Start of SUPPLIED RECORDS
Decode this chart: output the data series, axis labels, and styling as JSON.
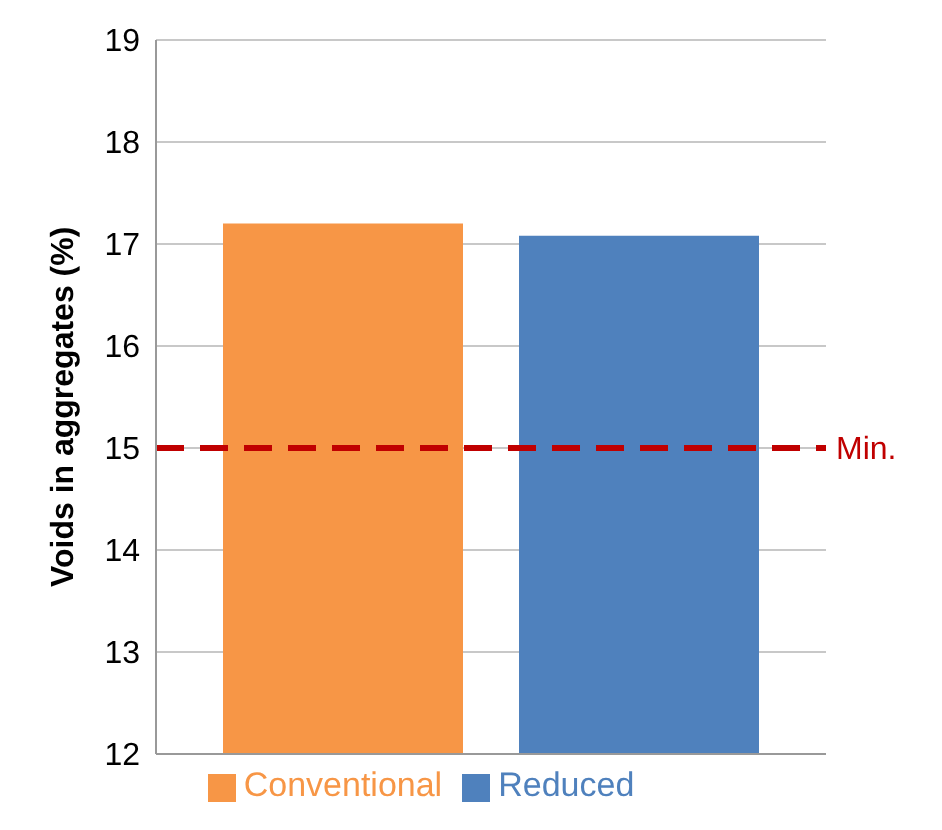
{
  "chart_data": {
    "type": "bar",
    "ylabel": "Voids in aggregates (%)",
    "categories": [
      null
    ],
    "series": [
      {
        "name": "Conventional",
        "color": "#f79646",
        "values": [
          17.2
        ]
      },
      {
        "name": "Reduced",
        "color": "#4f81bd",
        "values": [
          17.08
        ]
      }
    ],
    "ylim": [
      12,
      19
    ],
    "yticks": [
      12,
      13,
      14,
      15,
      16,
      17,
      18,
      19
    ],
    "grid": "y",
    "legend": "bottom",
    "ref_lines": [
      {
        "axis": "y",
        "value": 15,
        "label": "Min.",
        "color": "#c00000",
        "line_style": "dashed"
      }
    ]
  }
}
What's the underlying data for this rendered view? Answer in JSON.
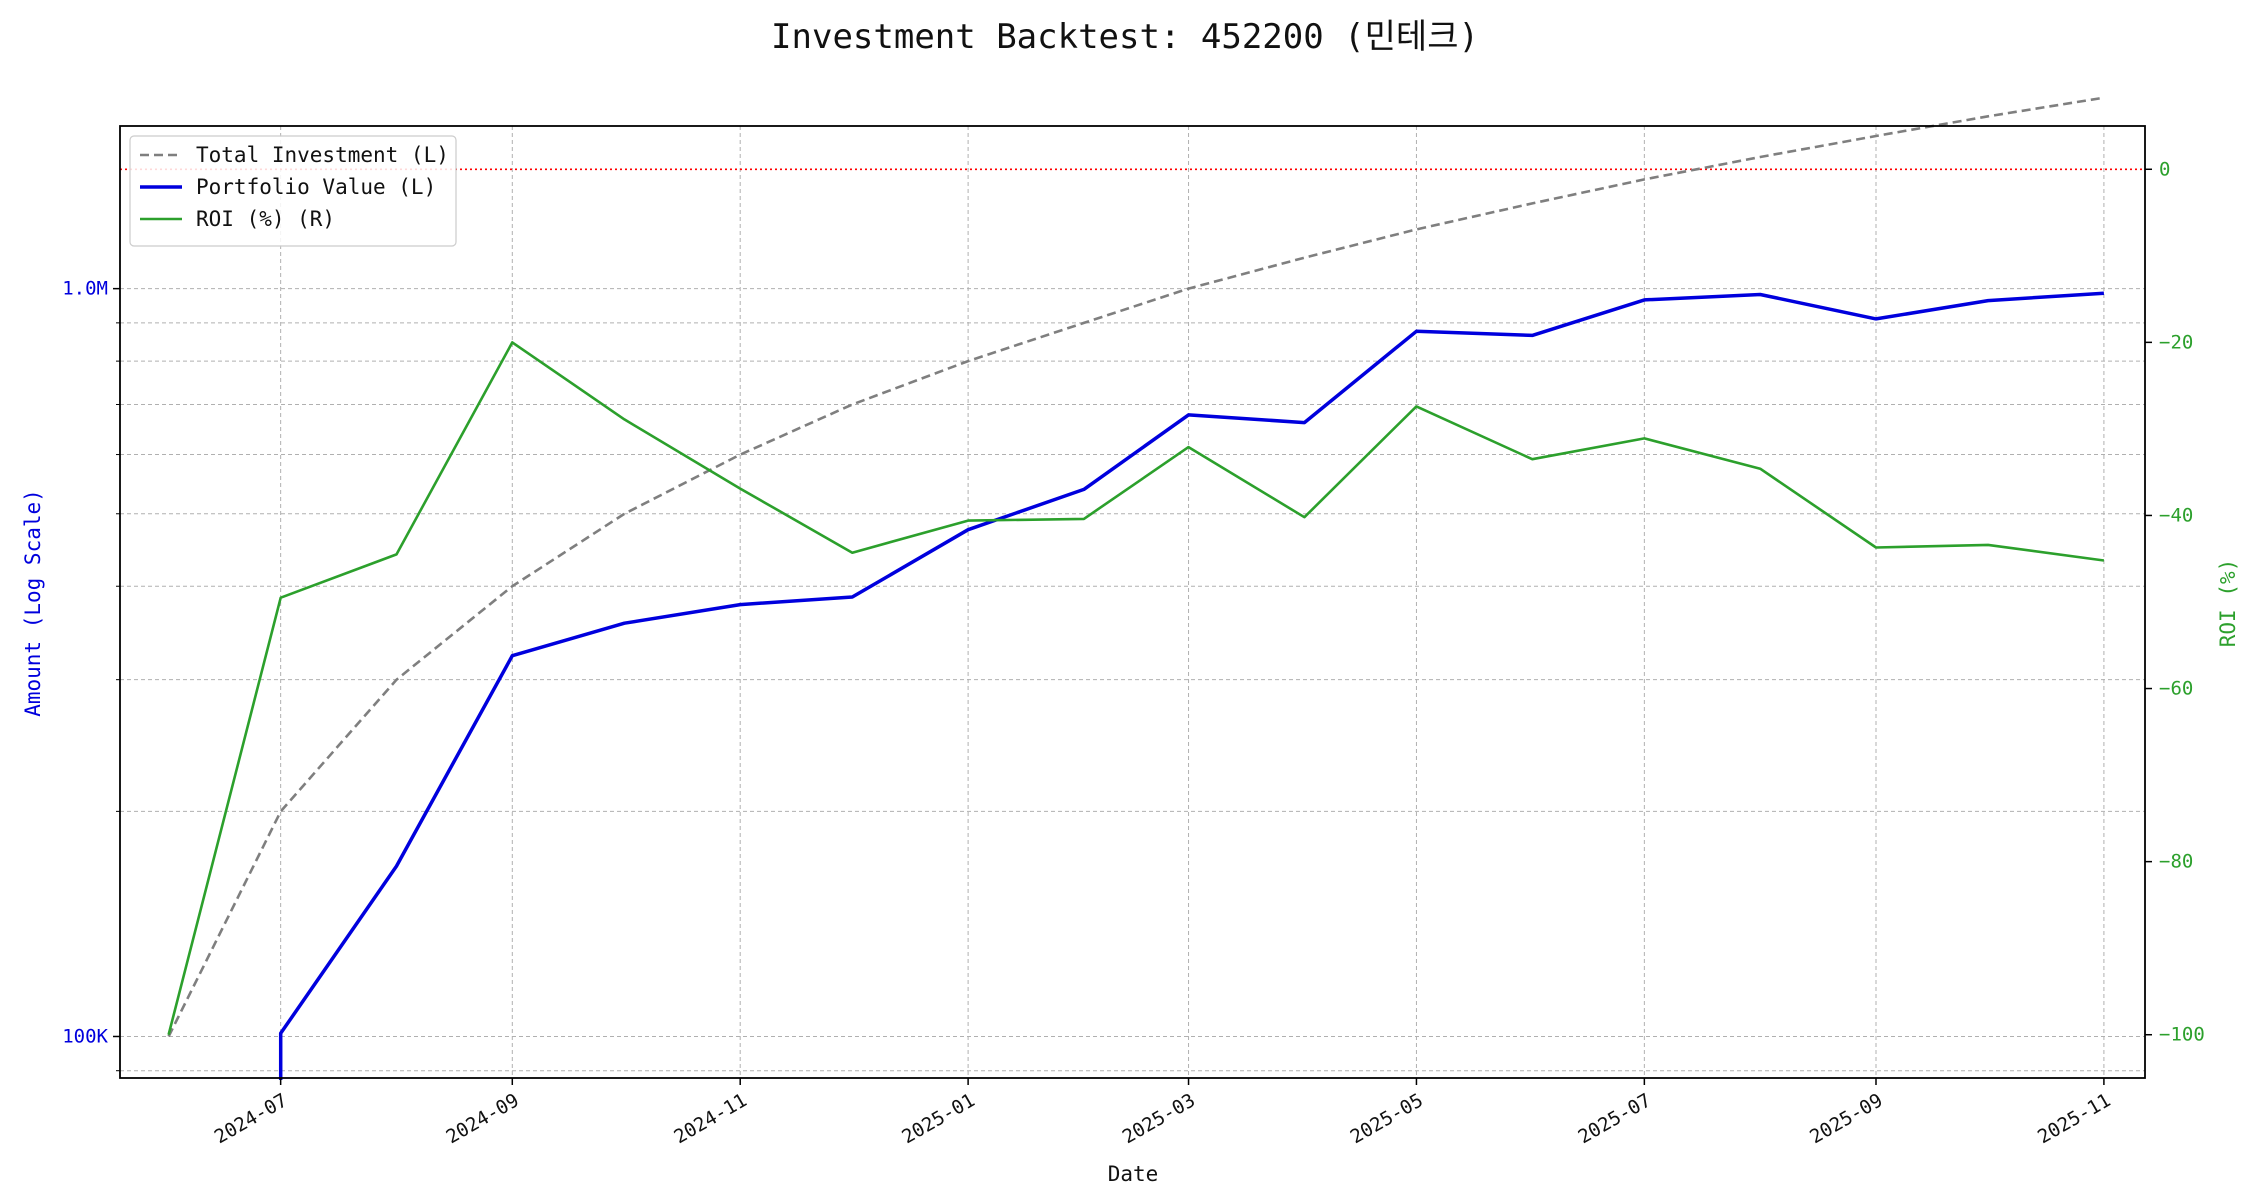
{
  "chart_data": {
    "type": "line",
    "title": "Investment Backtest: 452200 (민테크)",
    "xlabel": "Date",
    "ylabel_left": "Amount (Log Scale)",
    "ylabel_right": "ROI (%)",
    "left_scale": "log",
    "left_ylim": [
      88000,
      1650000
    ],
    "right_ylim": [
      -105,
      5
    ],
    "x_range": [
      "2024-05-19",
      "2025-11-12"
    ],
    "x_ticks": [
      "2024-07-01",
      "2024-09-01",
      "2024-11-01",
      "2025-01-01",
      "2025-03-01",
      "2025-05-01",
      "2025-07-01",
      "2025-09-01",
      "2025-11-01"
    ],
    "x_tick_labels": [
      "2024-07",
      "2024-09",
      "2024-11",
      "2025-01",
      "2025-03",
      "2025-05",
      "2025-07",
      "2025-09",
      "2025-11"
    ],
    "left_ticks": [
      100000,
      1000000
    ],
    "left_tick_labels": [
      "100K",
      "1.0M"
    ],
    "right_ticks": [
      0,
      -20,
      -40,
      -60,
      -80,
      -100
    ],
    "right_tick_labels": [
      "0",
      "−20",
      "−40",
      "−60",
      "−80",
      "−100"
    ],
    "grid": true,
    "legend_position": "top-left",
    "reference_line": {
      "axis": "right",
      "value": 0,
      "color": "#ff0000"
    },
    "series": [
      {
        "name": "Total Investment (L)",
        "axis": "left",
        "style": "dashed",
        "color": "#7f7f7f",
        "x": [
          "2024-06-01",
          "2024-07-01",
          "2024-08-01",
          "2024-09-01",
          "2024-10-01",
          "2024-11-01",
          "2024-12-01",
          "2025-01-01",
          "2025-02-01",
          "2025-03-01",
          "2025-04-01",
          "2025-05-01",
          "2025-06-01",
          "2025-07-01",
          "2025-08-01",
          "2025-09-01",
          "2025-10-01",
          "2025-11-01"
        ],
        "values": [
          100000,
          200000,
          300000,
          400000,
          500000,
          600000,
          700000,
          800000,
          900000,
          1000000,
          1100000,
          1200000,
          1300000,
          1400000,
          1500000,
          1600000,
          1700000,
          1800000
        ]
      },
      {
        "name": "Portfolio Value (L)",
        "axis": "left",
        "style": "solid",
        "color": "#0000dd",
        "x": [
          "2024-07-01",
          "2024-08-01",
          "2024-09-01",
          "2024-10-01",
          "2024-11-01",
          "2024-12-01",
          "2025-01-01",
          "2025-02-01",
          "2025-03-01",
          "2025-04-01",
          "2025-05-01",
          "2025-06-01",
          "2025-07-01",
          "2025-08-01",
          "2025-09-01",
          "2025-10-01",
          "2025-11-01"
        ],
        "values": [
          101000,
          169000,
          323000,
          357000,
          378000,
          387000,
          476000,
          539000,
          678000,
          662000,
          877000,
          866000,
          966000,
          982000,
          911000,
          964000,
          986000
        ]
      },
      {
        "name": "ROI (%) (R)",
        "axis": "right",
        "style": "solid",
        "color": "#2ca02c",
        "x": [
          "2024-06-01",
          "2024-07-01",
          "2024-08-01",
          "2024-09-01",
          "2024-10-01",
          "2024-11-01",
          "2024-12-01",
          "2025-01-01",
          "2025-02-01",
          "2025-03-01",
          "2025-04-01",
          "2025-05-01",
          "2025-06-01",
          "2025-07-01",
          "2025-08-01",
          "2025-09-01",
          "2025-10-01",
          "2025-11-01"
        ],
        "values": [
          -100,
          -49.5,
          -44.5,
          -20,
          -28.9,
          -36.9,
          -44.3,
          -40.6,
          -40.4,
          -32.1,
          -40.2,
          -27.4,
          -33.5,
          -31.1,
          -34.6,
          -43.7,
          -43.4,
          -45.2
        ]
      }
    ]
  }
}
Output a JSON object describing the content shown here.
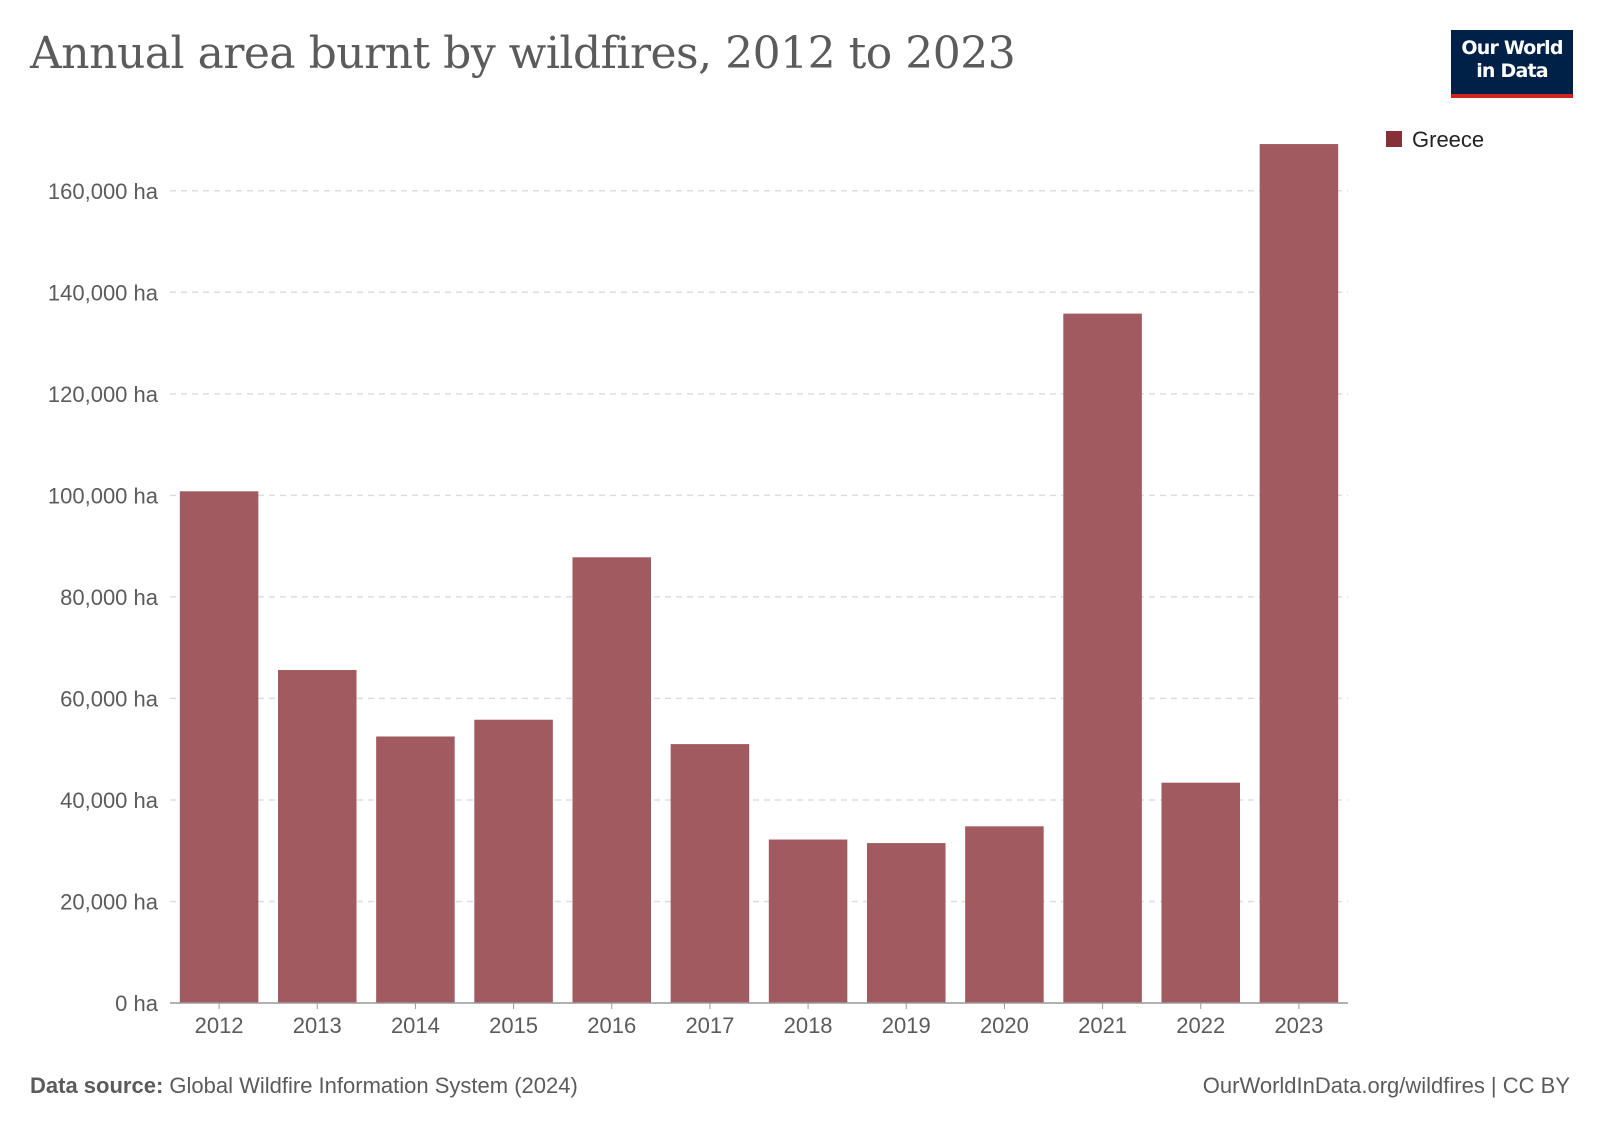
{
  "title": "Annual area burnt by wildfires, 2012 to 2023",
  "logo": {
    "line1": "Our World",
    "line2": "in Data"
  },
  "footer": {
    "source_label": "Data source:",
    "source_text": "Global Wildfire Information System (2024)",
    "link": "OurWorldInData.org/wildfires | CC BY"
  },
  "colors": {
    "bar": "#a05a60",
    "legend_swatch": "#883039",
    "grid": "#dddddd",
    "axis": "#999999",
    "logo_bg": "#002147",
    "logo_accent": "#ce261e"
  },
  "chart_data": {
    "type": "bar",
    "categories": [
      "2012",
      "2013",
      "2014",
      "2015",
      "2016",
      "2017",
      "2018",
      "2019",
      "2020",
      "2021",
      "2022",
      "2023"
    ],
    "series": [
      {
        "name": "Greece",
        "values": [
          100800,
          65600,
          52500,
          55800,
          87800,
          51000,
          32200,
          31500,
          34800,
          135800,
          43400,
          169200
        ]
      }
    ],
    "ylim": [
      0,
      170000
    ],
    "yticks": [
      0,
      20000,
      40000,
      60000,
      80000,
      100000,
      120000,
      140000,
      160000
    ],
    "ytick_labels": [
      "0 ha",
      "20,000 ha",
      "40,000 ha",
      "60,000 ha",
      "80,000 ha",
      "100,000 ha",
      "120,000 ha",
      "140,000 ha",
      "160,000 ha"
    ],
    "grid": true,
    "legend_position": "top-right"
  }
}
End of SUPPLIED RECORDS
EXERCISE INSTRUCTIONS: Write out the material above once more, exactly as it reads, with no pictures.

OUTPUT:
Decode this chart: output the data series, axis labels, and styling as JSON.
{
  "chart_data": {
    "type": "bar",
    "ylabel": "Voids in aggregates (%)",
    "categories": [
      null
    ],
    "series": [
      {
        "name": "Conventional",
        "color": "#f79646",
        "values": [
          17.2
        ]
      },
      {
        "name": "Reduced",
        "color": "#4f81bd",
        "values": [
          17.08
        ]
      }
    ],
    "ylim": [
      12,
      19
    ],
    "yticks": [
      12,
      13,
      14,
      15,
      16,
      17,
      18,
      19
    ],
    "grid": "y",
    "legend": "bottom",
    "ref_lines": [
      {
        "axis": "y",
        "value": 15,
        "label": "Min.",
        "color": "#c00000",
        "line_style": "dashed"
      }
    ]
  }
}
What's the underlying data for this rendered view? Answer in JSON.
{
  "chart_data": {
    "type": "line",
    "title": "Investment Backtest: 452200 (민테크)",
    "xlabel": "Date",
    "ylabel_left": "Amount (Log Scale)",
    "ylabel_right": "ROI (%)",
    "left_scale": "log",
    "left_ylim": [
      88000,
      1650000
    ],
    "right_ylim": [
      -105,
      5
    ],
    "x_range": [
      "2024-05-19",
      "2025-11-12"
    ],
    "x_ticks": [
      "2024-07-01",
      "2024-09-01",
      "2024-11-01",
      "2025-01-01",
      "2025-03-01",
      "2025-05-01",
      "2025-07-01",
      "2025-09-01",
      "2025-11-01"
    ],
    "x_tick_labels": [
      "2024-07",
      "2024-09",
      "2024-11",
      "2025-01",
      "2025-03",
      "2025-05",
      "2025-07",
      "2025-09",
      "2025-11"
    ],
    "left_ticks": [
      100000,
      1000000
    ],
    "left_tick_labels": [
      "100K",
      "1.0M"
    ],
    "right_ticks": [
      0,
      -20,
      -40,
      -60,
      -80,
      -100
    ],
    "right_tick_labels": [
      "0",
      "−20",
      "−40",
      "−60",
      "−80",
      "−100"
    ],
    "grid": true,
    "legend_position": "top-left",
    "reference_line": {
      "axis": "right",
      "value": 0,
      "color": "#ff0000"
    },
    "series": [
      {
        "name": "Total Investment (L)",
        "axis": "left",
        "style": "dashed",
        "color": "#7f7f7f",
        "x": [
          "2024-06-01",
          "2024-07-01",
          "2024-08-01",
          "2024-09-01",
          "2024-10-01",
          "2024-11-01",
          "2024-12-01",
          "2025-01-01",
          "2025-02-01",
          "2025-03-01",
          "2025-04-01",
          "2025-05-01",
          "2025-06-01",
          "2025-07-01",
          "2025-08-01",
          "2025-09-01",
          "2025-10-01",
          "2025-11-01"
        ],
        "values": [
          100000,
          200000,
          300000,
          400000,
          500000,
          600000,
          700000,
          800000,
          900000,
          1000000,
          1100000,
          1200000,
          1300000,
          1400000,
          1500000,
          1600000,
          1700000,
          1800000
        ]
      },
      {
        "name": "Portfolio Value (L)",
        "axis": "left",
        "style": "solid",
        "color": "#0000dd",
        "x": [
          "2024-07-01",
          "2024-08-01",
          "2024-09-01",
          "2024-10-01",
          "2024-11-01",
          "2024-12-01",
          "2025-01-01",
          "2025-02-01",
          "2025-03-01",
          "2025-04-01",
          "2025-05-01",
          "2025-06-01",
          "2025-07-01",
          "2025-08-01",
          "2025-09-01",
          "2025-10-01",
          "2025-11-01"
        ],
        "values": [
          101000,
          169000,
          323000,
          357000,
          378000,
          387000,
          476000,
          539000,
          678000,
          662000,
          877000,
          866000,
          966000,
          982000,
          911000,
          964000,
          986000
        ]
      },
      {
        "name": "ROI (%) (R)",
        "axis": "right",
        "style": "solid",
        "color": "#2ca02c",
        "x": [
          "2024-06-01",
          "2024-07-01",
          "2024-08-01",
          "2024-09-01",
          "2024-10-01",
          "2024-11-01",
          "2024-12-01",
          "2025-01-01",
          "2025-02-01",
          "2025-03-01",
          "2025-04-01",
          "2025-05-01",
          "2025-06-01",
          "2025-07-01",
          "2025-08-01",
          "2025-09-01",
          "2025-10-01",
          "2025-11-01"
        ],
        "values": [
          -100,
          -49.5,
          -44.5,
          -20,
          -28.9,
          -36.9,
          -44.3,
          -40.6,
          -40.4,
          -32.1,
          -40.2,
          -27.4,
          -33.5,
          -31.1,
          -34.6,
          -43.7,
          -43.4,
          -45.2
        ]
      }
    ]
  }
}
Output a JSON object describing the content shown here.
{
  "title": "Annual area burnt by wildfires, 2012 to 2023",
  "logo": {
    "line1": "Our World",
    "line2": "in Data"
  },
  "footer": {
    "source_label": "Data source:",
    "source_text": "Global Wildfire Information System (2024)",
    "link": "OurWorldInData.org/wildfires | CC BY"
  },
  "colors": {
    "bar": "#a05a60",
    "legend_swatch": "#883039",
    "grid": "#dddddd",
    "axis": "#999999",
    "logo_bg": "#002147",
    "logo_accent": "#ce261e"
  },
  "chart_data": {
    "type": "bar",
    "categories": [
      "2012",
      "2013",
      "2014",
      "2015",
      "2016",
      "2017",
      "2018",
      "2019",
      "2020",
      "2021",
      "2022",
      "2023"
    ],
    "series": [
      {
        "name": "Greece",
        "values": [
          100800,
          65600,
          52500,
          55800,
          87800,
          51000,
          32200,
          31500,
          34800,
          135800,
          43400,
          169200
        ]
      }
    ],
    "ylim": [
      0,
      170000
    ],
    "yticks": [
      0,
      20000,
      40000,
      60000,
      80000,
      100000,
      120000,
      140000,
      160000
    ],
    "ytick_labels": [
      "0 ha",
      "20,000 ha",
      "40,000 ha",
      "60,000 ha",
      "80,000 ha",
      "100,000 ha",
      "120,000 ha",
      "140,000 ha",
      "160,000 ha"
    ],
    "grid": true,
    "legend_position": "top-right"
  }
}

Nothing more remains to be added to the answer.